- Information provided:
********
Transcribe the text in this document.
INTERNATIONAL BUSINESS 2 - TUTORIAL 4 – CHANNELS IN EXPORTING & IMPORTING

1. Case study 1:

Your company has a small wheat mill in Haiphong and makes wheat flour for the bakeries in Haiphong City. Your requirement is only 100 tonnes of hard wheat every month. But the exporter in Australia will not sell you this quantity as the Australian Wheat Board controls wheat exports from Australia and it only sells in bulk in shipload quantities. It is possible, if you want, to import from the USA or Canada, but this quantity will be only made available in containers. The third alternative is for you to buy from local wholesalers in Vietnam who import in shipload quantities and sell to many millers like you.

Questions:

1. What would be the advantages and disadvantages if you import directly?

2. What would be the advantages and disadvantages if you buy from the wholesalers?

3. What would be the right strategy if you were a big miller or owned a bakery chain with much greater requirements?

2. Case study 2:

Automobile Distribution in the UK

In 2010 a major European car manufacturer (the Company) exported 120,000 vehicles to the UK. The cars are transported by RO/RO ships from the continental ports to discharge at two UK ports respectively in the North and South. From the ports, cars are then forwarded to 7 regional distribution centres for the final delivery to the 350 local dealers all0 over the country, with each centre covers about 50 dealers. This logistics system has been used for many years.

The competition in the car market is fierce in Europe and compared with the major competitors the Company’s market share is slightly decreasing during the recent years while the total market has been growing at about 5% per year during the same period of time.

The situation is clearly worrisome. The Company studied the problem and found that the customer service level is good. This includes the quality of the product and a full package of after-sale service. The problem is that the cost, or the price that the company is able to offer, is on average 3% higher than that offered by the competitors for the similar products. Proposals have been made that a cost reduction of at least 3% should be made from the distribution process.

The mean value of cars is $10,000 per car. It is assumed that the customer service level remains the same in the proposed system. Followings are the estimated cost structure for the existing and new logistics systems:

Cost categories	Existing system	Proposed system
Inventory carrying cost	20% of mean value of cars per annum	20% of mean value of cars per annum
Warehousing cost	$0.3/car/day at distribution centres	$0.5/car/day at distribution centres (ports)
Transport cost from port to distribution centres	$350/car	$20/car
********
- Set problem: Extract every line above that contains the word "logistics".

- Solution below:
In 2010 a major European car manufacturer (the Company) exported 120,000 vehicles to the UK. The cars are transported by RO/RO ships from the continental ports to discharge at two UK ports respectively in the North and South. From the ports, cars are then forwarded to 7 regional distribution centres for the final delivery to the 350 local dealers all0 over the country, with each centre covers about 50 dealers. This logistics system has been used for many years.
The mean value of cars is $10,000 per car. It is assumed that the customer service level remains the same in the proposed system. Followings are the estimated cost structure for the existing and new logistics systems:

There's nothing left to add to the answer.